### PAGE EXCERPT
--

[Tutor] What is the best way to count the number of lines in a huge file?
dman
dsh8290@rit.edu
Thu, 6 Sep 2001 17:15:17 -0400
On Thu, Sep 06, 2001 at 04:22:22PM +0200, Remco Gerlich wrote:
| On 0, dman <dsh8290@rit.edu> wrote:
| > On Thu, Sep 06, 2001 at 02:50:04AM -0400, Ignacio Vazquez-Abrams wrote:
| > | On Thu, 6 Sep 2001, HY wrote:
<major snippage>
| > | a=None
| > | n=0
| > | while not a=='':
| > | a=file.read(262144) # season to taste
| > | n+=a.count('\n')
| >
| > Just beware of Mac's. You won't find a single \n in a Mac text file
| > because they use \r instead. FYI in case you have to deal with a text
| > file that came from a Mac.
|
| If the file is opened in text mode, then that is Python's problem (actually
| the C library's), not yours. From the Python side it all looks like \n,
| whatever the system.
That's cool -- lines always end properly in python :-). Although I
don't think that will work on a unix box -- "text" mode is no
different from "binary" mode. I don't think this theory works on a
windows box either, when opening a mac file. My reasoning is that I
had to tweak an HTML file recently. I opened the file (first on the
FreeBS web host) using vim -- it reported "noeol" and everything was
on one huge line. I got the same effect when I copied it to my win2k
workstation and opened it with vim. I used a little bit of
substitution (I was going to use python which is why I copied the file
to my windows box, but then I learned how to use vim's subsitute
strings properly) to replace all \r with \n and make the file a
"proper" (unix) text file.
-D

--

### SUPPLIED DATA
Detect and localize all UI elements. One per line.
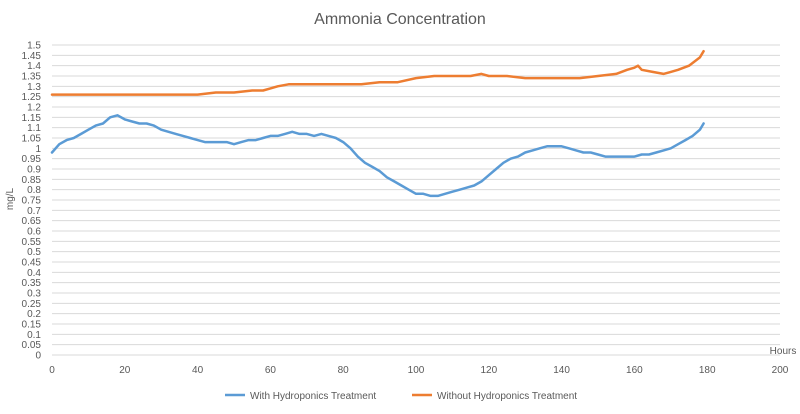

--

### REQUIRED ACTIONS
1. Transcribe the line-counting thread word for word, starting at "That's cool -- lines" and stopping after "(unix) text file.".
2. According to the line-counting thread, which character do Mac text files use in place of \n?
Answer from the line-counting thread alone, not from the data.

### TASK-BY-TASK SOLUTIONS
1.
That's cool -- lines always end properly in python :-). Although I
don't think that will work on a unix box -- "text" mode is no
different from "binary" mode. I don't think this theory works on a
windows box either, when opening a mac file. My reasoning is that I
had to tweak an HTML file recently. I opened the file (first on the
FreeBS web host) using vim -- it reported "noeol" and everything was
on one huge line. I got the same effect when I copied it to my win2k
workstation and opened it with vim. I used a little bit of
substitution (I was going to use python which is why I copied the file
to my windows box, but then I learned how to use vim's subsitute
strings properly) to replace all \r with \n and make the file a
"proper" (unix) text file.

2. \r